● **Prompt**
Search the listing below for the string "place" and copy every line where it occurs.

● **Data extract**
══════════

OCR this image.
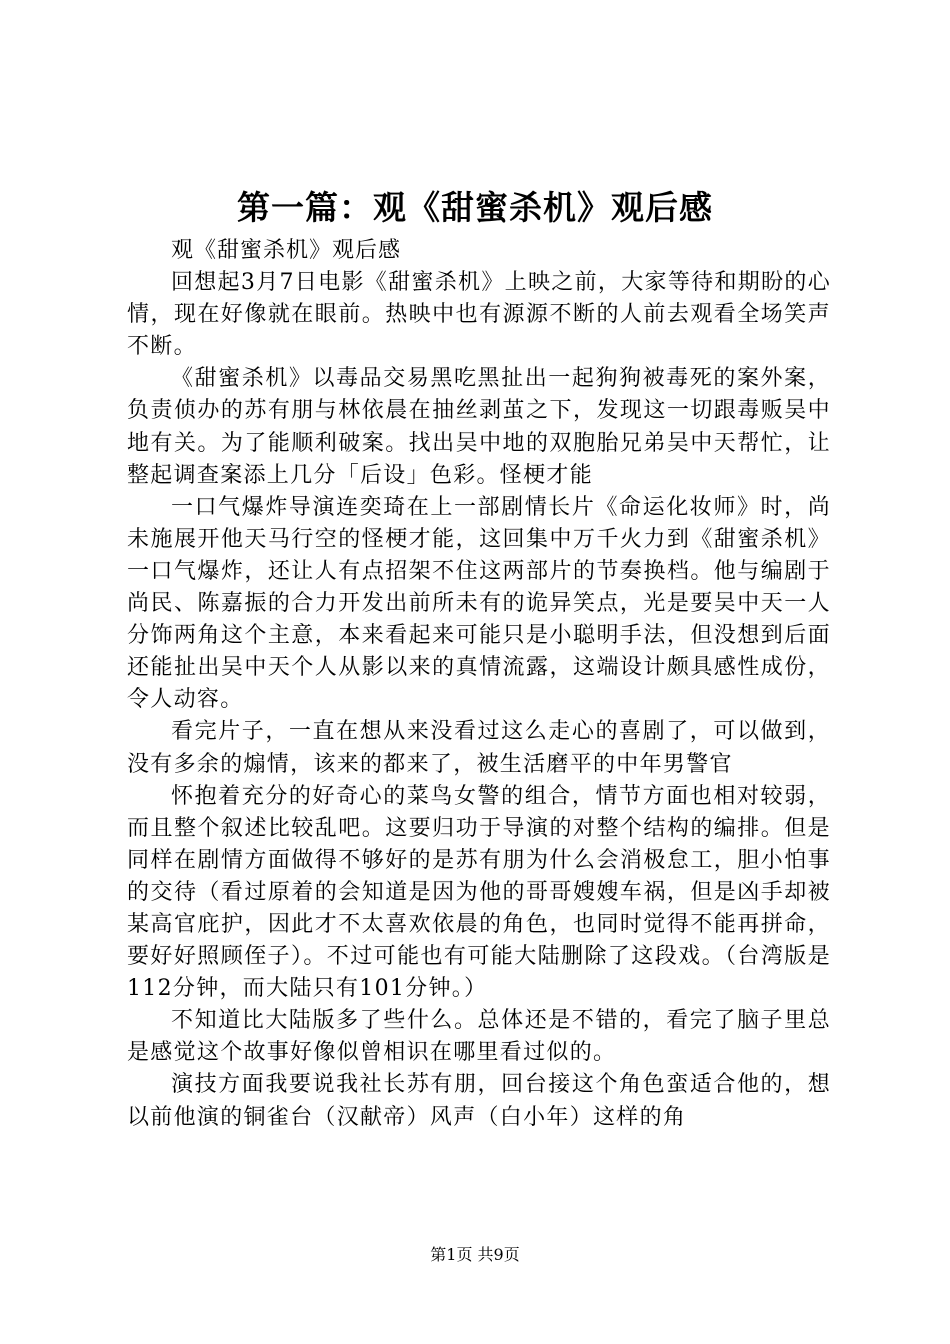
第一篇：观《甜蜜杀机》观后感

观《甜蜜杀机》观后感

回想起3月7日电影《甜蜜杀机》上映之前，大家等待和期盼的心情，现在好像就在眼前。热映中也有源源不断的人前去观看全场笑声不断。

《甜蜜杀机》以毒品交易黑吃黑扯出一起狗狗被毒死的案外案，负责侦办的苏有朋与林依晨在抽丝剥茧之下，发现这一切跟毒贩吴中地有关。为了能顺利破案。找出吴中地的双胞胎兄弟吴中天帮忙，让整起调查案添上几分「后设」色彩。怪梗才能

一口气爆炸导演连奕琦在上一部剧情长片《命运化妆师》时，尚未施展开他天马行空的怪梗才能，这回集中万千火力到《甜蜜杀机》一口气爆炸，还让人有点招架不住这两部片的节奏换档。他与编剧于尚民、陈嘉振的合力开发出前所未有的诡异笑点，光是要吴中天一人分饰两角这个主意，本来看起来可能只是小聪明手法，但没想到后面还能扯出吴中天个人从影以来的真情流露，这端设计颇具感性成份，令人动容。

看完片子，一直在想从来没看过这么走心的喜剧了，可以做到，没有多余的煽情，该来的都来了，被生活磨平的中年男警官

怀抱着充分的好奇心的菜鸟女警的组合，情节方面也相对较弱，而且整个叙述比较乱吧。这要归功于导演的对整个结构的编排。但是同样在剧情方面做得不够好的是苏有朋为什么会消极怠工，胆小怕事的交待（看过原着的会知道是因为他的哥哥嫂嫂车祸，但是凶手却被某高官庇护，因此才不太喜欢依晨的角色，也同时觉得不能再拼命，要好好照顾侄子）。不过可能也有可能大陆删除了这段戏。（台湾版是112分钟，而大陆只有101分钟。）

不知道比大陆版多了些什么。总体还是不错的，看完了脑子里总是感觉这个故事好像似曾相识在哪里看过似的。

演技方面我要说我社长苏有朋，回台接这个角色蛮适合他的，想以前他演的铜雀台（汉献帝）风声（白小年）这样的角

第1页 共9页
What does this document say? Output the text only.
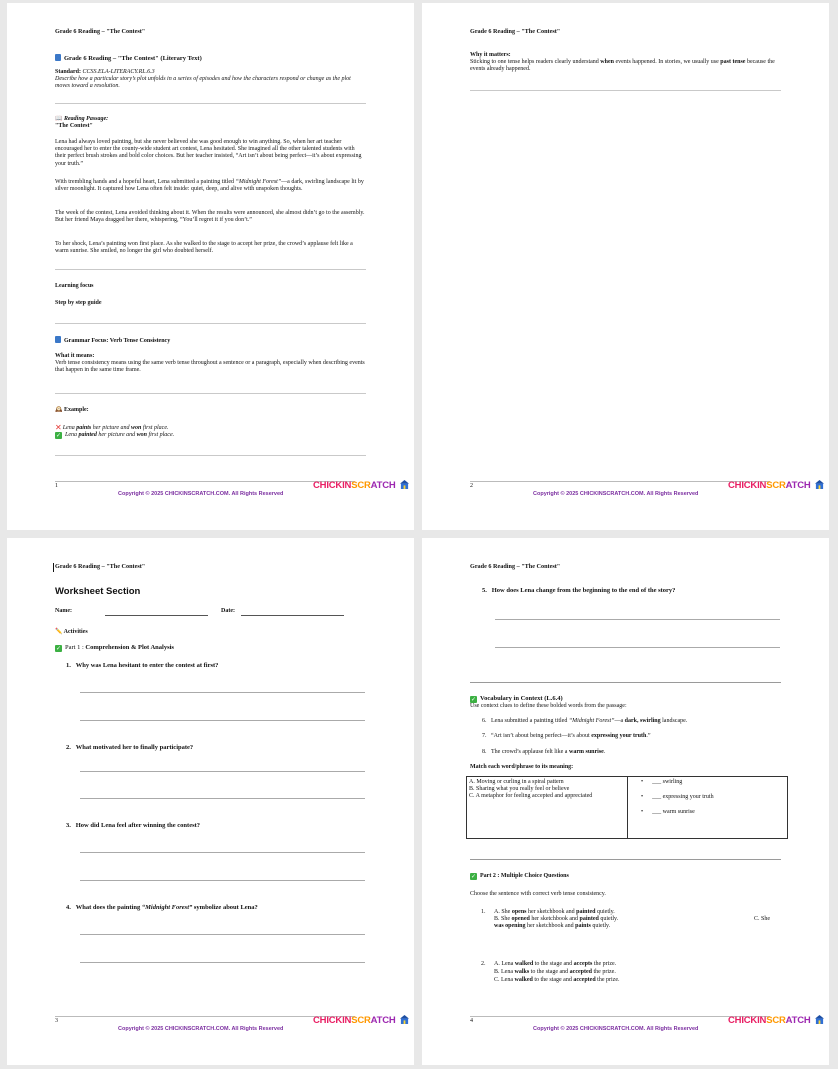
Grade 6 Reading – "The Contest"
Grade 6 Reading – "The Contest" (Literary Text)
Standard: CCSS.ELA-LITERACY.RL.6.3
Describe how a particular story’s plot unfolds in a series of episodes and how the characters respond or change as the plot moves toward a resolution.
📖 Reading Passage:
"The Contest"
Lena had always loved painting, but she never believed she was good enough to win anything. So, when her art teacher encouraged her to enter the county-wide student art contest, Lena hesitated. She imagined all the other talented students with their perfect brush strokes and bold color choices. But her teacher insisted, “Art isn’t about being perfect—it’s about expressing your truth.”
With trembling hands and a hopeful heart, Lena submitted a painting titled “Midnight Forest”—a dark, swirling landscape lit by silver moonlight. It captured how Lena often felt inside: quiet, deep, and alive with unspoken thoughts.
The week of the contest, Lena avoided thinking about it. When the results were announced, she almost didn’t go to the assembly. But her friend Maya dragged her there, whispering, “You’ll regret it if you don’t.”
To her shock, Lena’s painting won first place. As she walked to the stage to accept her prize, the crowd’s applause felt like a warm sunrise. She smiled, no longer the girl who doubted herself.
Learning focus
Step by step guide
Grammar Focus: Verb Tense Consistency
What it means:
Verb tense consistency means using the same verb tense throughout a sentence or a paragraph, especially when describing events that happen in the same time frame.
🕰️ Example:
✕Lena paints her picture and won first place.
✓ Lena painted her picture and won first place.
1
Copyright © 2025 CHICKINSCRATCH.COM. All Rights Reserved
CHICKINSCRATCH
Grade 6 Reading – "The Contest"
Why it matters:
Sticking to one tense helps readers clearly understand when events happened. In stories, we usually use past tense because the events already happened.
2
Copyright © 2025 CHICKINSCRATCH.COM. All Rights Reserved
CHICKINSCRATCH
Grade 6 Reading – "The Contest"
Worksheet Section
Name:	Date:
✏️ Activities
✓ Part 1 : Comprehension & Plot Analysis
1. Why was Lena hesitant to enter the contest at first?
2. What motivated her to finally participate?
3. How did Lena feel after winning the contest?
4. What does the painting “Midnight Forest” symbolize about Lena?
3
Copyright © 2025 CHICKINSCRATCH.COM. All Rights Reserved
CHICKINSCRATCH
Grade 6 Reading – "The Contest"
5. How does Lena change from the beginning to the end of the story?
✓ Vocabulary in Context (L.6.4)
Use context clues to define these bolded words from the passage:
6. Lena submitted a painting titled “Midnight Forest”—a dark, swirling landscape.
7. “Art isn’t about being perfect—it’s about expressing your truth.”
8. The crowd’s applause felt like a warm sunrise.
Match each word/phrase to its meaning:
A. Moving or curling in a spiral pattern
B. Sharing what you really feel or believe
C. A metaphor for feeling accepted and appreciated
• ___ swirling
• ___ expressing your truth
• ___ warm sunrise
✓ Part 2 : Multiple Choice Questions
Choose the sentence with correct verb tense consistency.
1. A. She opens her sketchbook and painted quietly.
B. She opened her sketchbook and painted quietly.	C. She
was opening her sketchbook and paints quietly.
2. A. Lena walked to the stage and accepts the prize.
B. Lena walks to the stage and accepted the prize.
C. Lena walked to the stage and accepted the prize.
4
Copyright © 2025 CHICKINSCRATCH.COM. All Rights Reserved
CHICKINSCRATCH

══════════

● **Solution to this problem**
To her shock, Lena’s painting won first place. As she walked to the stage to accept her prize, the crowd’s applause felt like a warm sunrise. She smiled, no longer the girl who doubted herself.
✕Lena paints her picture and won first place.
✓ Lena painted her picture and won first place.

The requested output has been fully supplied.